▶ [Dataset records]:
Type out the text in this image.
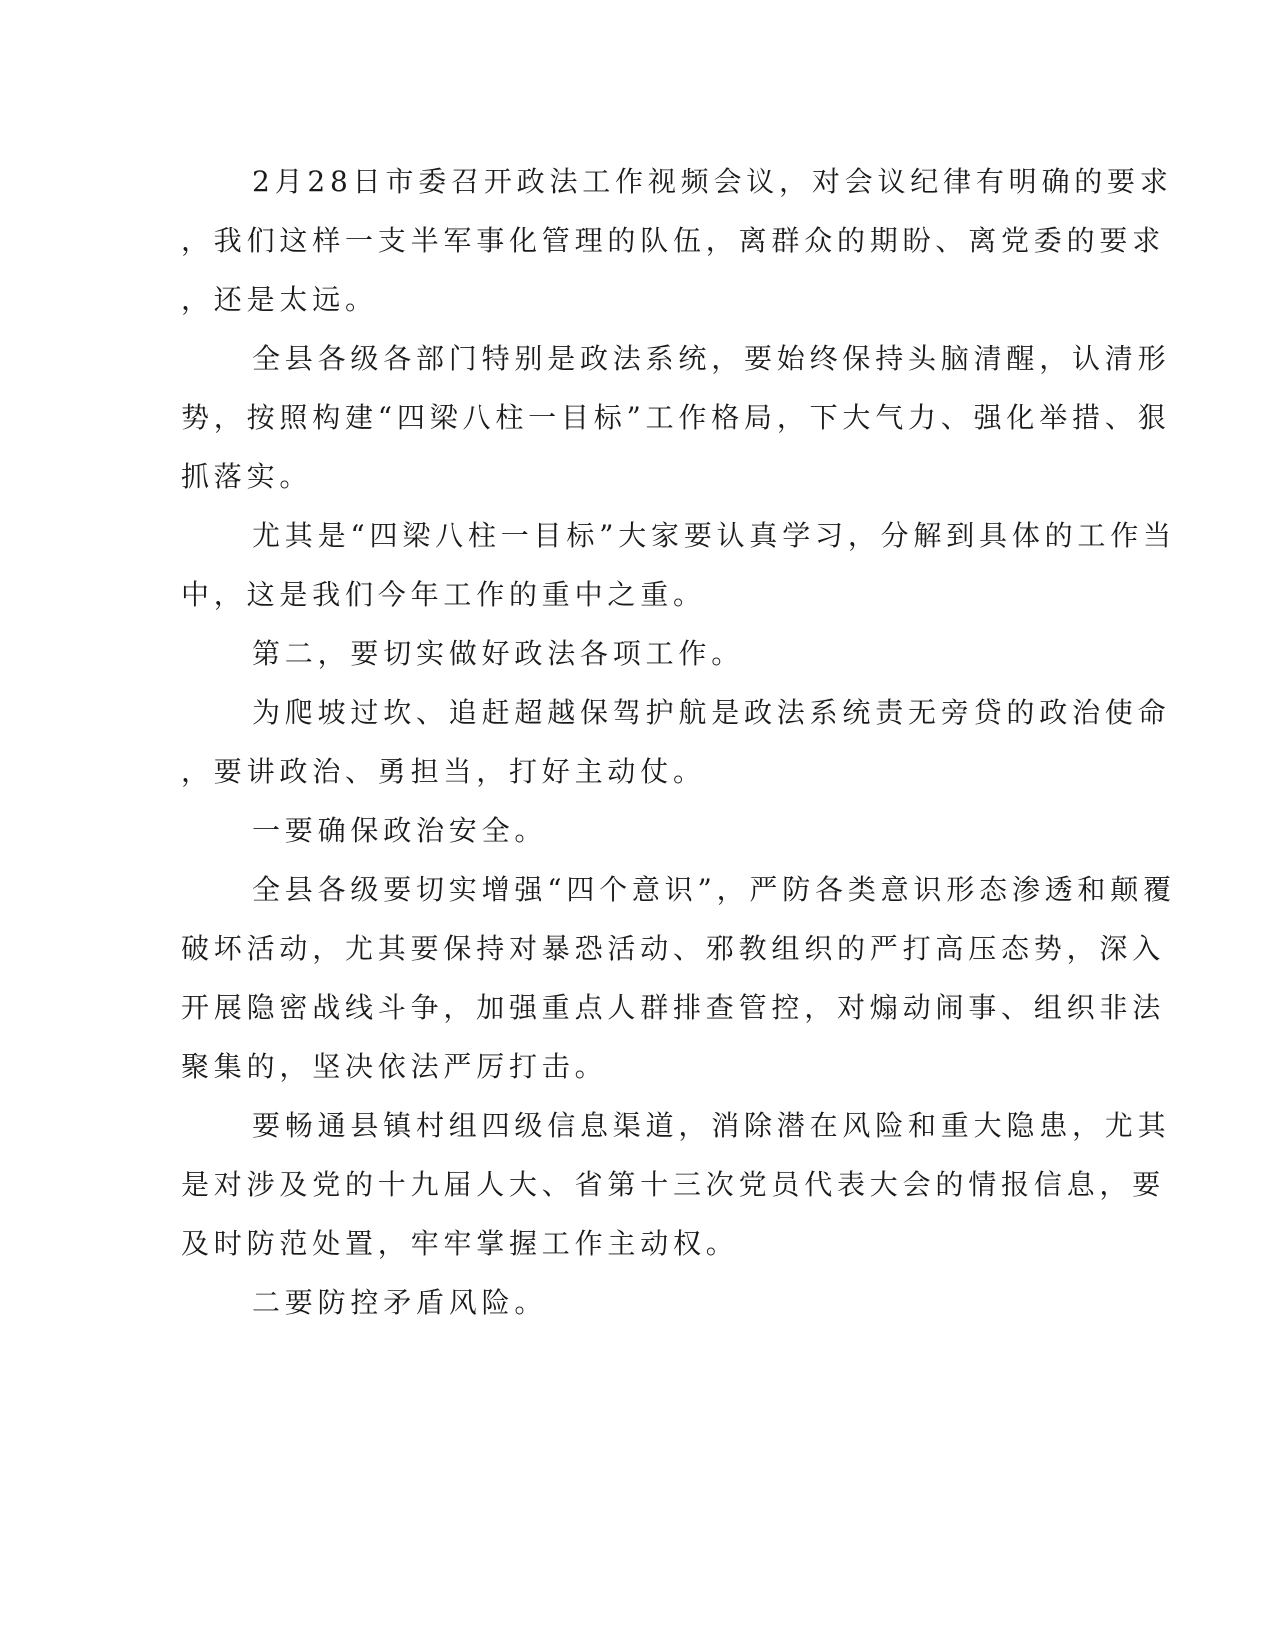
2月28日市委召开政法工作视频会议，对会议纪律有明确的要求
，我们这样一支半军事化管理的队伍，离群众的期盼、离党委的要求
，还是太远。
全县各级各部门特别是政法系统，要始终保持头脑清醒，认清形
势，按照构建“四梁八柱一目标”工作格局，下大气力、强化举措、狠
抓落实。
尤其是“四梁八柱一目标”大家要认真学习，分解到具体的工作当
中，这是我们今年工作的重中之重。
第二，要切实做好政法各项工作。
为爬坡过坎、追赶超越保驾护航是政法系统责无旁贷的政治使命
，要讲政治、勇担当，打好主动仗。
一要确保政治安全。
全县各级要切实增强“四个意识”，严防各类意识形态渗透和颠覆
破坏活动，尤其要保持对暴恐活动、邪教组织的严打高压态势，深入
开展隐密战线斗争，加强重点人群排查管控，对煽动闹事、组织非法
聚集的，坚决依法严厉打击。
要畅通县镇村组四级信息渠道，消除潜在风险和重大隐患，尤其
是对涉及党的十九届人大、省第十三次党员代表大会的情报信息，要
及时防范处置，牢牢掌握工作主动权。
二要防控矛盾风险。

▶ [Your instructions]:
In the entries above, count each line with "四梁八柱一目标"; reply with the total only.

▶ [Task solution]:
2